>> start Text excerpt
Here’s another speaker bio for the upcoming Minnesota Broadband conference…
JoAnne Johnson
Short Bio
JoAnne Johnson, Central Region Manager of Government and External Affairs, based in Minnesota and covering 7 states. I’ve been in this position for almost 6 years with Frontier Communications (formerly known as and still owned by Citizens Communications). Frontier is the second largest phone company in MN and most of it’s territory is rural. Before coming here, I worked in community development and government relations for Onvoy, as a staffer for Congressman Collin Peterson in northwestern MN and as the Director of a nonprofit association focused on getting dial up Internet connections and computer labs into K-12 schools. That was the early nineties, but seems like a lifetime ago.
What aspects of broadband are on your mind these days? (Or what info do you hope to impart at the conference?)
>> end Text excerpt
>> start Source material
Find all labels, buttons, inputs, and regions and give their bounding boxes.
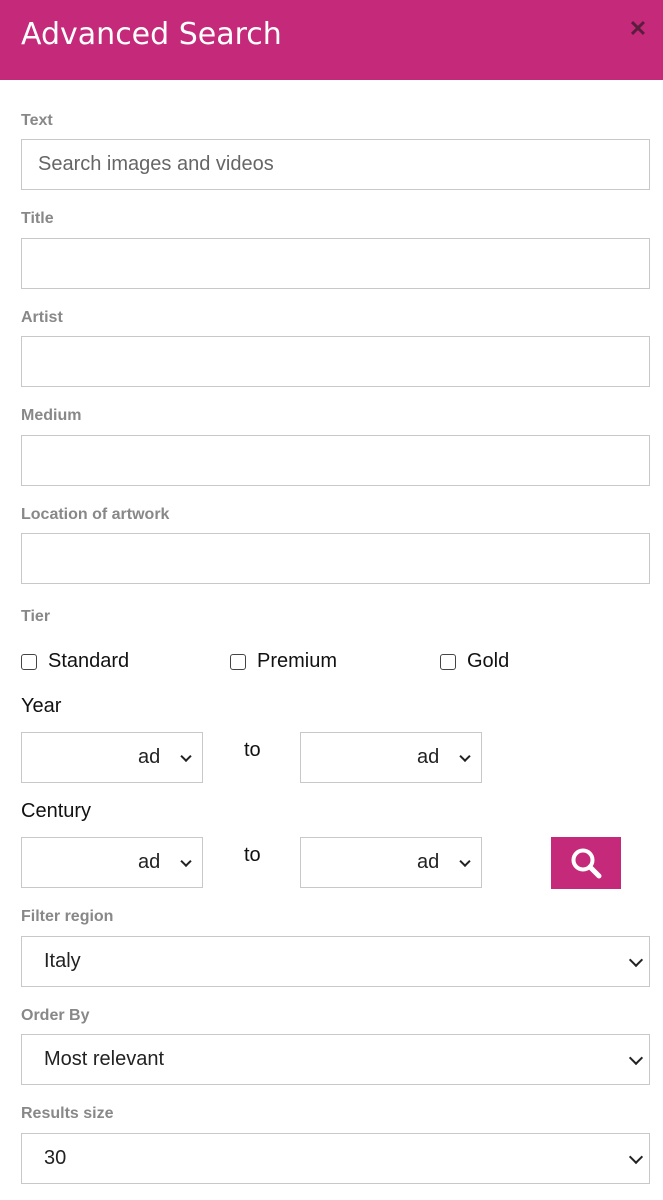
>> end Source material
▶ **What you need to do**
1. Write out the broadband conference speaker bio word for word, beginning at the words containing "Here’s another speaker" and stopping after "at the conference?)".
2. In the broadband conference speaker bio, what jobs does JoAnne Johnson say she held before coming to Frontier?
3. Go on with the broadband conference speaker bio, starting right after its last sentence.
You won't need the listing for any of this.

▶ **Answers in order**
1.
Here’s another speaker bio for the upcoming Minnesota Broadband conference…
JoAnne Johnson
Short Bio
JoAnne Johnson, Central Region Manager of Government and External Affairs, based in Minnesota and covering 7 states. I’ve been in this position for almost 6 years with Frontier Communications (formerly known as and still owned by Citizens Communications). Frontier is the second largest phone company in MN and most of it’s territory is rural. Before coming here, I worked in community development and government relations for Onvoy, as a staffer for Congressman Collin Peterson in northwestern MN and as the Director of a nonprofit association focused on getting dial up Internet connections and computer labs into K-12 schools. That was the early nineties, but seems like a lifetime ago.
What aspects of broadband are on your mind these days? (Or what info do you hope to impart at the conference?)

2.
- Community development and government relations for Onvoy
- Staffer for Congressman Collin Peterson in northwestern MN
- Director of a nonprofit association focused on getting dial up Internet connections and computer labs into K-12 schools

3.
It seems to me, more and more lately, that broadband discussions are slipping into arguments over fiber and the rhetoric from all sides precludes some collaboration that could and should be happening. We’re arguing about fiber to the home in Eagan when Hastings is still waiting for DSL. Cities are concentrating on fiber builds, while those folks outside the city limits are left in the lurch. I’m looking for a better way to raise everybody’s boat, remembering that first you have to have a boat.
What are you hoping to learn at the conference?
I’m looking forward to hearing the all the answers to the “hard questions” at the preconference and I always benefit from talking to many friends who have different roles than mine in this dance. And I’m hoping to learn some substantive info that can help our rural communities in economic development efforts. I often quote Randy Young, who now heads up MART, and who said back in the early years “If you have a bad school and you put computers in it, you have a bad school with computers”. It’s a transferable truism I believe. “If you have a faulty economic development plan and add fiber…..” So I’m hoping for some really good discussions on how to leverage our efforts with city efforts for our exchanges.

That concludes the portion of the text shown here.